**SHORT EXERCISE:** Work out how many lines have "Zach" in them. Give only that number.

[Rows from a figure dataset]
----------------
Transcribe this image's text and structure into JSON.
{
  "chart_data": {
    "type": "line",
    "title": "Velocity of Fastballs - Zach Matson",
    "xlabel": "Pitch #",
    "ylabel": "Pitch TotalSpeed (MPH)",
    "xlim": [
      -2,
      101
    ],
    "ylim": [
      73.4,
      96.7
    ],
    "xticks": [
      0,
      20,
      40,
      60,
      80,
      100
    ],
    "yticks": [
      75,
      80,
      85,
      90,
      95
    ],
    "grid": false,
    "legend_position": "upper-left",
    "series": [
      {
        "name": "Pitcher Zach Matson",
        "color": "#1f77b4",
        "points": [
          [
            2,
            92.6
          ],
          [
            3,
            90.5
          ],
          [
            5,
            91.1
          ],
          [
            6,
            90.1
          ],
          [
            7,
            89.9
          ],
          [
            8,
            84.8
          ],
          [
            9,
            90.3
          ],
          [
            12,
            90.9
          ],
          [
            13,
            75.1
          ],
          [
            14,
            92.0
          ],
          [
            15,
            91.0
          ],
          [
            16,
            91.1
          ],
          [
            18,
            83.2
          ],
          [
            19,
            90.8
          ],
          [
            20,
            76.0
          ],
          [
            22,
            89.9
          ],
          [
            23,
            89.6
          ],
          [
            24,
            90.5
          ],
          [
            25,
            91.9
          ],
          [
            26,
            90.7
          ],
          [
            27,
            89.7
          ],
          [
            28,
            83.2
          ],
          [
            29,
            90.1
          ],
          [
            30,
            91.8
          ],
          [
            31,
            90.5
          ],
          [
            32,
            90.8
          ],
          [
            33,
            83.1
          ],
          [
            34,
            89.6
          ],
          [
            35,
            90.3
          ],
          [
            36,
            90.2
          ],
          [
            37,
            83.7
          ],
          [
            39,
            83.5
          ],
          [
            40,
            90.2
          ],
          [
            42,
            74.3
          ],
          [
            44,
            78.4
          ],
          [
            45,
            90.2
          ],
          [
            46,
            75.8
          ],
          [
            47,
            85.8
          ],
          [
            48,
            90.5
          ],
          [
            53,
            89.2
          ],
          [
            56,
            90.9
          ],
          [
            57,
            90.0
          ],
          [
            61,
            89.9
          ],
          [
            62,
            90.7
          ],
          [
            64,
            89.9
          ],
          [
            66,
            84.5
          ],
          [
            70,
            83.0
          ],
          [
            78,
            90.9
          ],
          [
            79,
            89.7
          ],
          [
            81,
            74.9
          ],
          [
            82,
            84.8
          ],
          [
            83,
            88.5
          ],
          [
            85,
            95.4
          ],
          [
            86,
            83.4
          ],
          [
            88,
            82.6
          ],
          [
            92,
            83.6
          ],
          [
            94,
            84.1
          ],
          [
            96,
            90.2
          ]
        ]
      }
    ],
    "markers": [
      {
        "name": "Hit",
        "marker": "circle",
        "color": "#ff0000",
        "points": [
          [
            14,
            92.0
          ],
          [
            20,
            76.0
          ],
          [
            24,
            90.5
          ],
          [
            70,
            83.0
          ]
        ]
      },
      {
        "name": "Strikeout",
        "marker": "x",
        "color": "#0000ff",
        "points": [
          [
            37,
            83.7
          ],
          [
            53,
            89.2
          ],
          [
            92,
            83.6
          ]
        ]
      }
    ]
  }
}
----------------
**FINISHED EXERCISE:** 2